## SOURCE TEXT
--------------------

Can you detect any outliers from these histograms? If so, do they suggest (i) data error; or (ii) data that should be omitted from our future analysis?

**Answer.** Very few places had prices of more than $320, and so we might think of these as "outliers". Some of these may represent error, but we guess that most of them are correct – hotels in NYC certainly often go for over 400 dollars per night, and so it is not unreasonable to expect some Airbnb listings of this price. The question as to whether we should omit these outliers is a little more difficult, but we lean towards omitting them for <b>most</b> clients. Even if these prices are correct, we suspect that they are governed by idiosyncratic factors that are not as relevant to the listings that most of our clients are interested in analyzing. Thus, they will tend to give us misleading (or "biased") results. 

### Another way to look at the histogram of number of bedrooms

Sometimes, it is better to look at a histogram which plots the <i>relative</i> percentages of values across categories:

In [None]:
# How many bedrooms
bedrooms_counts = Counter(listings.bedrooms) #A Counter is a dict subclass for counting hashable objects. It is a collection where elements are stored as dictionary keys and their counts are stored as dictionary values.

--------------------

Spatial layout entries
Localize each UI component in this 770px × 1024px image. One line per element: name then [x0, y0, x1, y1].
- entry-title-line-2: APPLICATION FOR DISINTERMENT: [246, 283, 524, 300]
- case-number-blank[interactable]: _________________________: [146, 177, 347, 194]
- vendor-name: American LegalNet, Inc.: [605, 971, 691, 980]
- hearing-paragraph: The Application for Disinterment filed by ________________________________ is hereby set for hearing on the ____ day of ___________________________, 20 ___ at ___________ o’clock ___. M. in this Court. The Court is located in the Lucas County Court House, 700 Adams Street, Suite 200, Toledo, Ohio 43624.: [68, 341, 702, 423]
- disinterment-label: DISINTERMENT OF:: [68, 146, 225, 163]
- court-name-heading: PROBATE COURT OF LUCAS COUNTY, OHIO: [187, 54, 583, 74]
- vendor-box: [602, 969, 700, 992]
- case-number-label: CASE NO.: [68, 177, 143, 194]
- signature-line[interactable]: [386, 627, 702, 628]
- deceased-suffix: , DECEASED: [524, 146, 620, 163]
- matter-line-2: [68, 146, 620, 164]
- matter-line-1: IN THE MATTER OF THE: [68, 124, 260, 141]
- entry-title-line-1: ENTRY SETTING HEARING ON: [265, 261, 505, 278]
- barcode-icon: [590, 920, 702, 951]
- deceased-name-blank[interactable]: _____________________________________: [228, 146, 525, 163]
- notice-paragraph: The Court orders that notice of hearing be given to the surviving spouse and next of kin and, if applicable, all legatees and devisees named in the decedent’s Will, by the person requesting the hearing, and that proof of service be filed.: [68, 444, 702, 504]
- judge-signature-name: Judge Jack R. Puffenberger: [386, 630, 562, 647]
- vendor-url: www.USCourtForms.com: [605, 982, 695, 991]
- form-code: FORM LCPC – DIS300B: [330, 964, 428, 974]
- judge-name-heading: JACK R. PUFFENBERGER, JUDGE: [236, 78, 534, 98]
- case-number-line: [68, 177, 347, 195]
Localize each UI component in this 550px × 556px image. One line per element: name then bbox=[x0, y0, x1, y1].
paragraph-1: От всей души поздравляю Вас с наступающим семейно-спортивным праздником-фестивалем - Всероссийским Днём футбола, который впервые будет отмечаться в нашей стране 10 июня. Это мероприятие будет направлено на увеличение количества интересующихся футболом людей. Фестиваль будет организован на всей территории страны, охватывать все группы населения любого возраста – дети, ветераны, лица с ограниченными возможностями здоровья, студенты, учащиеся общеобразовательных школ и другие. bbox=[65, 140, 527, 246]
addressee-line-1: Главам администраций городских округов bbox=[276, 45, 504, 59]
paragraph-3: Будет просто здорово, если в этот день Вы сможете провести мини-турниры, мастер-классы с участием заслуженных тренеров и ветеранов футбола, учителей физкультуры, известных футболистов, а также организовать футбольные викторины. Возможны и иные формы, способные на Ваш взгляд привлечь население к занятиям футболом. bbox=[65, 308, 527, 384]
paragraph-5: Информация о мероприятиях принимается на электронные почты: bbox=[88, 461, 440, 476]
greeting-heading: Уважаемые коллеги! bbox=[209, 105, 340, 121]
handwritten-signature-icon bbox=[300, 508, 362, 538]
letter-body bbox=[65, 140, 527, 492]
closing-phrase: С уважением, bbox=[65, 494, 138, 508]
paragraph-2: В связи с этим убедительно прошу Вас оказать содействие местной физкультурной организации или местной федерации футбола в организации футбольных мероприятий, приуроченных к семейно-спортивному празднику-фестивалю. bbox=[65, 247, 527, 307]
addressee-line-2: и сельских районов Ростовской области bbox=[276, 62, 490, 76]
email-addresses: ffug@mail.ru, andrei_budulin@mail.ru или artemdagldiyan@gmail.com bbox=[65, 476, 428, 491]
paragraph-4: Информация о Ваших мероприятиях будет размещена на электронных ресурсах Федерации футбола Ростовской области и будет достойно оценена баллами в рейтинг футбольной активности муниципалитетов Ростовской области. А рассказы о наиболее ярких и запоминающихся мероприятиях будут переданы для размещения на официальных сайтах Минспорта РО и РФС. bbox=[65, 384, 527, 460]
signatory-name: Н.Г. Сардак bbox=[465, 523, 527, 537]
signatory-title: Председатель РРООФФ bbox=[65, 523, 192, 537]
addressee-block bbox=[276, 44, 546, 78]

--------------------

## EXERCISE TASKS
a – In the Airbnb listings text, above what nightly price were there very few places?
b – Continue the Airbnb listings text, picking up right after its last line.

## ANSWERS FOR THE TASKS
a – $320

b –
tdf = pd.DataFrame.from_dict(bedrooms_counts, orient = 'index').sort_values(by = 0)
tdf = (tdf.iloc[-10:, :] / len(listings)) * 100

# Sort bedroom dataframe by number
tdf.sort_index(axis = 0, ascending = True, inplace = True)

# Plot percent of listings by bedroom number
ax = tdf.plot(kind = 'bar', figsize = (12, 7.5))
ax.set_xlabel("# Bedrooms")
ax.set_ylabel("% Listings")
ax.set_title('% Listings by Bedrooms')
ax.legend_.remove()

plt.show()

print("Percent of 1 Bedroom Listings: %{0:.2f}".format(tdf[0][1])) 
#The syntax 0:.2f denotes that we will print upto to decimal places
#Change it to %{0:.3f to see what happens}

## Inspecting price against variables of interest

Now that we have looked at the variables of interest in isolation, it makes sense to look at them in relation to price.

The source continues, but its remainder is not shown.